Task to complete: Each entry below is to be extracted exactly.

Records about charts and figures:

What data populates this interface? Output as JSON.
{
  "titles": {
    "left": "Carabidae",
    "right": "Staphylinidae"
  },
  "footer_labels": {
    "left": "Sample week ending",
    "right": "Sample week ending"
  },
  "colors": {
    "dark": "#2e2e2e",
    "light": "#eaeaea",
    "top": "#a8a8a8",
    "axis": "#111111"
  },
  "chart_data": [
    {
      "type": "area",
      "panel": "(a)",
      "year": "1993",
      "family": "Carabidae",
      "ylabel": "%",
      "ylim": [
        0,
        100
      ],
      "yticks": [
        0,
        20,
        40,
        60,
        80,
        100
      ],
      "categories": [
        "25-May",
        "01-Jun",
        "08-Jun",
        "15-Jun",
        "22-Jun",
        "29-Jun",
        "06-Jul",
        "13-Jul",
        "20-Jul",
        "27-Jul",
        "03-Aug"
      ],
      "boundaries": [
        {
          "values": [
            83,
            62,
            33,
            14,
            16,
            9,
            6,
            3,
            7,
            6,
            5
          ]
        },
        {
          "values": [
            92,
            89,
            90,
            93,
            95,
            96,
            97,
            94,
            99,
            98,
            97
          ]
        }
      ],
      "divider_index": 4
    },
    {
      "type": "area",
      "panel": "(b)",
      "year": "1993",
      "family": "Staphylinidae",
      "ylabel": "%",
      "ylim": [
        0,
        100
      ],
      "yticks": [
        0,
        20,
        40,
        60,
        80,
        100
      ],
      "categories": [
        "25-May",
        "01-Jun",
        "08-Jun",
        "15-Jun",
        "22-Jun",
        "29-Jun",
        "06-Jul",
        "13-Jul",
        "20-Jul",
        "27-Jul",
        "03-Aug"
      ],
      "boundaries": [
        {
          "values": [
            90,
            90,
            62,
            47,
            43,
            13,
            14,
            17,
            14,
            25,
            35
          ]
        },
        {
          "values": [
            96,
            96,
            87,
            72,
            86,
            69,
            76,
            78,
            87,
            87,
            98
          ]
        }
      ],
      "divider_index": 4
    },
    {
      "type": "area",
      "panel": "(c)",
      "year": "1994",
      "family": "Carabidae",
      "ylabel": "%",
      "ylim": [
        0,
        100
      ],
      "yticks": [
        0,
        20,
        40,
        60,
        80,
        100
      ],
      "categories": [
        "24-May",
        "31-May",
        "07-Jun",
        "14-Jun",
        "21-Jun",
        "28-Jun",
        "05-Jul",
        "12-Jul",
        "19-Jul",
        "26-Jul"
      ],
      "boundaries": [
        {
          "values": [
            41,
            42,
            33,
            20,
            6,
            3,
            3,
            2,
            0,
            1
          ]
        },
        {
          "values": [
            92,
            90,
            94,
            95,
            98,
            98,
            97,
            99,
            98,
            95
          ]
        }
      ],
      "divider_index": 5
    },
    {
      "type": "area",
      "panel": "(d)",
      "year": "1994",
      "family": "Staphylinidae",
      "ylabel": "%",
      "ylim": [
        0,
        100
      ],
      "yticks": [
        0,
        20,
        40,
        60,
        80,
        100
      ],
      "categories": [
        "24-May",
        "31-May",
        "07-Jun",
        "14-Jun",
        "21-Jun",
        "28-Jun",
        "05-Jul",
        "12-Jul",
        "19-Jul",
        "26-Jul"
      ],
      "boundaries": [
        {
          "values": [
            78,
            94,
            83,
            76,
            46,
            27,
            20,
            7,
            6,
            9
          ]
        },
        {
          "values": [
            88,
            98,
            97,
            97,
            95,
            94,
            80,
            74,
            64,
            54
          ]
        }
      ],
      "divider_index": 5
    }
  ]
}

Written response:
What data populates this interface? Output as JSON.
{
  "titles": {
    "left": "Carabidae",
    "right": "Staphylinidae"
  },
  "footer_labels": {
    "left": "Sample week ending",
    "right": "Sample week ending"
  },
  "colors": {
    "dark": "#2e2e2e",
    "light": "#eaeaea",
    "top": "#a8a8a8",
    "axis": "#111111"
  },
  "chart_data": [
    {
      "type": "area",
      "panel": "(a)",
      "year": "1993",
      "family": "Carabidae",
      "ylabel": "%",
      "ylim": [
        0,
        100
      ],
      "yticks": [
        0,
        20,
        40,
        60,
        80,
        100
      ],
      "categories": [
        "25-May",
        "01-Jun",
        "08-Jun",
        "15-Jun",
        "22-Jun",
        "29-Jun",
        "06-Jul",
        "13-Jul",
        "20-Jul",
        "27-Jul",
        "03-Aug"
      ],
      "boundaries": [
        {
          "values": [
            83,
            62,
            33,
            14,
            16,
            9,
            6,
            3,
            7,
            6,
            5
          ]
        },
        {
          "values": [
            92,
            89,
            90,
            93,
            95,
            96,
            97,
            94,
            99,
            98,
            97
          ]
        }
      ],
      "divider_index": 4
    },
    {
      "type": "area",
      "panel": "(b)",
      "year": "1993",
      "family": "Staphylinidae",
      "ylabel": "%",
      "ylim": [
        0,
        100
      ],
      "yticks": [
        0,
        20,
        40,
        60,
        80,
        100
      ],
      "categories": [
        "25-May",
        "01-Jun",
        "08-Jun",
        "15-Jun",
        "22-Jun",
        "29-Jun",
        "06-Jul",
        "13-Jul",
        "20-Jul",
        "27-Jul",
        "03-Aug"
      ],
      "boundaries": [
        {
          "values": [
            90,
            90,
            62,
            47,
            43,
            13,
            14,
            17,
            14,
            25,
            35
          ]
        },
        {
          "values": [
            96,
            96,
            87,
            72,
            86,
            69,
            76,
            78,
            87,
            87,
            98
          ]
        }
      ],
      "divider_index": 4
    },
    {
      "type": "area",
      "panel": "(c)",
      "year": "1994",
      "family": "Carabidae",
      "ylabel": "%",
      "ylim": [
        0,
        100
      ],
      "yticks": [
        0,
        20,
        40,
        60,
        80,
        100
      ],
      "categories": [
        "24-May",
        "31-May",
        "07-Jun",
        "14-Jun",
        "21-Jun",
        "28-Jun",
        "05-Jul",
        "12-Jul",
        "19-Jul",
        "26-Jul"
      ],
      "boundaries": [
        {
          "values": [
            41,
            42,
            33,
            20,
            6,
            3,
            3,
            2,
            0,
            1
          ]
        },
        {
          "values": [
            92,
            90,
            94,
            95,
            98,
            98,
            97,
            99,
            98,
            95
          ]
        }
      ],
      "divider_index": 5
    },
    {
      "type": "area",
      "panel": "(d)",
      "year": "1994",
      "family": "Staphylinidae",
      "ylabel": "%",
      "ylim": [
        0,
        100
      ],
      "yticks": [
        0,
        20,
        40,
        60,
        80,
        100
      ],
      "categories": [
        "24-May",
        "31-May",
        "07-Jun",
        "14-Jun",
        "21-Jun",
        "28-Jun",
        "05-Jul",
        "12-Jul",
        "19-Jul",
        "26-Jul"
      ],
      "boundaries": [
        {
          "values": [
            78,
            94,
            83,
            76,
            46,
            27,
            20,
            7,
            6,
            9
          ]
        },
        {
          "values": [
            88,
            98,
            97,
            97,
            95,
            94,
            80,
            74,
            64,
            54
          ]
        }
      ],
      "divider_index": 5
    }
  ]
}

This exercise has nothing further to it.